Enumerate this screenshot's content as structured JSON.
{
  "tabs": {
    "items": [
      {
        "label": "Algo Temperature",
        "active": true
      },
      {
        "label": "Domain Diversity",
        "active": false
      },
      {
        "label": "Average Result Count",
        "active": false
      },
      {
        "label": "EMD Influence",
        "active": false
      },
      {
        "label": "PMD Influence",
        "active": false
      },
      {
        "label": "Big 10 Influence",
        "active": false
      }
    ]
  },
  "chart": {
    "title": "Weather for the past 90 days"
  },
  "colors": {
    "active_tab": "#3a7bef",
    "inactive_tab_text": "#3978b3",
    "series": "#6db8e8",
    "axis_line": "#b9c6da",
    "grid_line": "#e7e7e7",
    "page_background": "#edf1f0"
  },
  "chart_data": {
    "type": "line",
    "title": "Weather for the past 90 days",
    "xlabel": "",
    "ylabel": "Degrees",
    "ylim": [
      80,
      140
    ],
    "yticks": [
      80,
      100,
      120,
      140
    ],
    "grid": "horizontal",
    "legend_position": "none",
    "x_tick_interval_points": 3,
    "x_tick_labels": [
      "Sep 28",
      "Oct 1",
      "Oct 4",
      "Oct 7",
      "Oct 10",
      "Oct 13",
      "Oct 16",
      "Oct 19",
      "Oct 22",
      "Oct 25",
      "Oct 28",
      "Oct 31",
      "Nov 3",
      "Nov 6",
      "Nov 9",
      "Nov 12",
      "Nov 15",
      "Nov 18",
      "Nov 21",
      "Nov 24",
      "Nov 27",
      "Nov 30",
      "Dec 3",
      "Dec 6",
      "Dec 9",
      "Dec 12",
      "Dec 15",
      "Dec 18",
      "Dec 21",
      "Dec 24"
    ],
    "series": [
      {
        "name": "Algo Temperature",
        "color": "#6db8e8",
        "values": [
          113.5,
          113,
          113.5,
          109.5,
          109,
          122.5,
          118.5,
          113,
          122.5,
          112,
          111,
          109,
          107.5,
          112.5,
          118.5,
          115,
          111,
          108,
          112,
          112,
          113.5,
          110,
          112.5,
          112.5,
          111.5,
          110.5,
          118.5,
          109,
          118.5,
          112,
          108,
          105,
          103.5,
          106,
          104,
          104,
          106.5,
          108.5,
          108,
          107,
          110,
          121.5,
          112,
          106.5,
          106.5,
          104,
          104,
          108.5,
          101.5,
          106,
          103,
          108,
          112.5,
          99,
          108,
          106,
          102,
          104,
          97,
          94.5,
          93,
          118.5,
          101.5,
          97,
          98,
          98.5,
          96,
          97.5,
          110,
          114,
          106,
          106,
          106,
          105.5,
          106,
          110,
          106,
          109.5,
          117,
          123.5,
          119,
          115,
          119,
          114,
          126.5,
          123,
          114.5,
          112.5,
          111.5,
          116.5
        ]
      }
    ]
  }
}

━━━━━━━━

Exercise prompt: Output the lines above verbatim and in full.

Worked solution:
Enumerate this screenshot's content as structured JSON.
{
  "tabs": {
    "items": [
      {
        "label": "Algo Temperature",
        "active": true
      },
      {
        "label": "Domain Diversity",
        "active": false
      },
      {
        "label": "Average Result Count",
        "active": false
      },
      {
        "label": "EMD Influence",
        "active": false
      },
      {
        "label": "PMD Influence",
        "active": false
      },
      {
        "label": "Big 10 Influence",
        "active": false
      }
    ]
  },
  "chart": {
    "title": "Weather for the past 90 days"
  },
  "colors": {
    "active_tab": "#3a7bef",
    "inactive_tab_text": "#3978b3",
    "series": "#6db8e8",
    "axis_line": "#b9c6da",
    "grid_line": "#e7e7e7",
    "page_background": "#edf1f0"
  },
  "chart_data": {
    "type": "line",
    "title": "Weather for the past 90 days",
    "xlabel": "",
    "ylabel": "Degrees",
    "ylim": [
      80,
      140
    ],
    "yticks": [
      80,
      100,
      120,
      140
    ],
    "grid": "horizontal",
    "legend_position": "none",
    "x_tick_interval_points": 3,
    "x_tick_labels": [
      "Sep 28",
      "Oct 1",
      "Oct 4",
      "Oct 7",
      "Oct 10",
      "Oct 13",
      "Oct 16",
      "Oct 19",
      "Oct 22",
      "Oct 25",
      "Oct 28",
      "Oct 31",
      "Nov 3",
      "Nov 6",
      "Nov 9",
      "Nov 12",
      "Nov 15",
      "Nov 18",
      "Nov 21",
      "Nov 24",
      "Nov 27",
      "Nov 30",
      "Dec 3",
      "Dec 6",
      "Dec 9",
      "Dec 12",
      "Dec 15",
      "Dec 18",
      "Dec 21",
      "Dec 24"
    ],
    "series": [
      {
        "name": "Algo Temperature",
        "color": "#6db8e8",
        "values": [
          113.5,
          113,
          113.5,
          109.5,
          109,
          122.5,
          118.5,
          113,
          122.5,
          112,
          111,
          109,
          107.5,
          112.5,
          118.5,
          115,
          111,
          108,
          112,
          112,
          113.5,
          110,
          112.5,
          112.5,
          111.5,
          110.5,
          118.5,
          109,
          118.5,
          112,
          108,
          105,
          103.5,
          106,
          104,
          104,
          106.5,
          108.5,
          108,
          107,
          110,
          121.5,
          112,
          106.5,
          106.5,
          104,
          104,
          108.5,
          101.5,
          106,
          103,
          108,
          112.5,
          99,
          108,
          106,
          102,
          104,
          97,
          94.5,
          93,
          118.5,
          101.5,
          97,
          98,
          98.5,
          96,
          97.5,
          110,
          114,
          106,
          106,
          106,
          105.5,
          106,
          110,
          106,
          109.5,
          117,
          123.5,
          119,
          115,
          119,
          114,
          126.5,
          123,
          114.5,
          112.5,
          111.5,
          116.5
        ]
      }
    ]
  }
}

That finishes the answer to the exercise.